EXERCISE DETAILS: Please give the data below again in full, exactly as it stands.

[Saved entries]
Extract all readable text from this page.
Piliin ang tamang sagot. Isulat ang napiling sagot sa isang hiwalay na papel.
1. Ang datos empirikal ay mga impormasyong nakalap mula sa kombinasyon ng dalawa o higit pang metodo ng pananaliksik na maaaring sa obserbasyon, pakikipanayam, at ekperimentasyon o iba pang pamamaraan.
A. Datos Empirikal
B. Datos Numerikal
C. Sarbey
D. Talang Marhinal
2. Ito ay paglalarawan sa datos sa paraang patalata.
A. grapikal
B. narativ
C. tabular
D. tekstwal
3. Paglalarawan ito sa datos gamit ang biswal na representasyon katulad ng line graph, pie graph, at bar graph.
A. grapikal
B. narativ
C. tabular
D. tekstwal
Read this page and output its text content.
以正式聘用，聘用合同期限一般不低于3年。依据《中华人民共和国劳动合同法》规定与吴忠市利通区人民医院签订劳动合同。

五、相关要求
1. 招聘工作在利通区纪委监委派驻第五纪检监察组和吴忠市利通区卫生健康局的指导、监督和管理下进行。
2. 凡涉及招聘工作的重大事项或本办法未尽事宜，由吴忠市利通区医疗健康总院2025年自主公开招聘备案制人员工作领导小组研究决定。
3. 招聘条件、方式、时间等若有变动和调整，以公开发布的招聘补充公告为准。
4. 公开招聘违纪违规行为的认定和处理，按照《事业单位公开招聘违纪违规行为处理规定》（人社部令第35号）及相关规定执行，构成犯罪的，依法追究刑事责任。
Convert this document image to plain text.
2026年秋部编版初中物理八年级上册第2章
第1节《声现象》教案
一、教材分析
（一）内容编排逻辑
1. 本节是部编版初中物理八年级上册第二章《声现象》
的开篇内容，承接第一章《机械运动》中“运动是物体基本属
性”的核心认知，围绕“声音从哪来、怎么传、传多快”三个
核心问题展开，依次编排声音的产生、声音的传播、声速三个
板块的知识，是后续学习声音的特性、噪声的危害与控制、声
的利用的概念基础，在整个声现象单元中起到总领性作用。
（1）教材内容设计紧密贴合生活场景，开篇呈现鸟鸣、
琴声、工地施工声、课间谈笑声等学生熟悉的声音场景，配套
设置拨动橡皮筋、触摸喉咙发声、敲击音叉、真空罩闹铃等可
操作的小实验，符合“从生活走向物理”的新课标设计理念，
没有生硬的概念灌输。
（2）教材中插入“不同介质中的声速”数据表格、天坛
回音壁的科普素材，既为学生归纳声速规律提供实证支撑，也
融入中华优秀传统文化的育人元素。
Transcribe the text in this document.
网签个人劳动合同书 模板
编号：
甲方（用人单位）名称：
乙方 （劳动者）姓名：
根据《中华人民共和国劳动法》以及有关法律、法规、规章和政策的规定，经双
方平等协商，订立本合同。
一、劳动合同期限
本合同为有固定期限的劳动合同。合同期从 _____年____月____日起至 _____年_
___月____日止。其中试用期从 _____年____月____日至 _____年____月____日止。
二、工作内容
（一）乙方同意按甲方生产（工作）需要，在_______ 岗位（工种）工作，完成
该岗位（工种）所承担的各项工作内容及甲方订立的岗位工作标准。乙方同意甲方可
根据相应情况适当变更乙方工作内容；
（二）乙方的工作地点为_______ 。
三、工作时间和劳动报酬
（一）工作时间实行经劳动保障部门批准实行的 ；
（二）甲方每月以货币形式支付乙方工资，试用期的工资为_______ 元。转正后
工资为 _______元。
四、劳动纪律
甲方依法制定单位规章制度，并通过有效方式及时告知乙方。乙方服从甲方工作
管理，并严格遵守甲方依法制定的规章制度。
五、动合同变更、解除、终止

RESULT FOR THIS EXERCISE:
Extract all readable text from this page.
Piliin ang tamang sagot. Isulat ang napiling sagot sa isang hiwalay na papel.
1. Ang datos empirikal ay mga impormasyong nakalap mula sa kombinasyon ng dalawa o higit pang metodo ng pananaliksik na maaaring sa obserbasyon, pakikipanayam, at ekperimentasyon o iba pang pamamaraan.
A. Datos Empirikal
B. Datos Numerikal
C. Sarbey
D. Talang Marhinal
2. Ito ay paglalarawan sa datos sa paraang patalata.
A. grapikal
B. narativ
C. tabular
D. tekstwal
3. Paglalarawan ito sa datos gamit ang biswal na representasyon katulad ng line graph, pie graph, at bar graph.
A. grapikal
B. narativ
C. tabular
D. tekstwal
Read this page and output its text content.
以正式聘用，聘用合同期限一般不低于3年。依据《中华人民共和国劳动合同法》规定与吴忠市利通区人民医院签订劳动合同。

五、相关要求
1. 招聘工作在利通区纪委监委派驻第五纪检监察组和吴忠市利通区卫生健康局的指导、监督和管理下进行。
2. 凡涉及招聘工作的重大事项或本办法未尽事宜，由吴忠市利通区医疗健康总院2025年自主公开招聘备案制人员工作领导小组研究决定。
3. 招聘条件、方式、时间等若有变动和调整，以公开发布的招聘补充公告为准。
4. 公开招聘违纪违规行为的认定和处理，按照《事业单位公开招聘违纪违规行为处理规定》（人社部令第35号）及相关规定执行，构成犯罪的，依法追究刑事责任。
Convert this document image to plain text.
2026年秋部编版初中物理八年级上册第2章
第1节《声现象》教案
一、教材分析
（一）内容编排逻辑
1. 本节是部编版初中物理八年级上册第二章《声现象》
的开篇内容，承接第一章《机械运动》中“运动是物体基本属
性”的核心认知，围绕“声音从哪来、怎么传、传多快”三个
核心问题展开，依次编排声音的产生、声音的传播、声速三个
板块的知识，是后续学习声音的特性、噪声的危害与控制、声
的利用的概念基础，在整个声现象单元中起到总领性作用。
（1）教材内容设计紧密贴合生活场景，开篇呈现鸟鸣、
琴声、工地施工声、课间谈笑声等学生熟悉的声音场景，配套
设置拨动橡皮筋、触摸喉咙发声、敲击音叉、真空罩闹铃等可
操作的小实验，符合“从生活走向物理”的新课标设计理念，
没有生硬的概念灌输。
（2）教材中插入“不同介质中的声速”数据表格、天坛
回音壁的科普素材，既为学生归纳声速规律提供实证支撑，也
融入中华优秀传统文化的育人元素。
Transcribe the text in this document.
网签个人劳动合同书 模板
编号：
甲方（用人单位）名称：
乙方 （劳动者）姓名：
根据《中华人民共和国劳动法》以及有关法律、法规、规章和政策的规定，经双
方平等协商，订立本合同。
一、劳动合同期限
本合同为有固定期限的劳动合同。合同期从 _____年____月____日起至 _____年_
___月____日止。其中试用期从 _____年____月____日至 _____年____月____日止。
二、工作内容
（一）乙方同意按甲方生产（工作）需要，在_______ 岗位（工种）工作，完成
该岗位（工种）所承担的各项工作内容及甲方订立的岗位工作标准。乙方同意甲方可
根据相应情况适当变更乙方工作内容；
（二）乙方的工作地点为_______ 。
三、工作时间和劳动报酬
（一）工作时间实行经劳动保障部门批准实行的 ；
（二）甲方每月以货币形式支付乙方工资，试用期的工资为_______ 元。转正后
工资为 _______元。
四、劳动纪律
甲方依法制定单位规章制度，并通过有效方式及时告知乙方。乙方服从甲方工作
管理，并严格遵守甲方依法制定的规章制度。
五、动合同变更、解除、终止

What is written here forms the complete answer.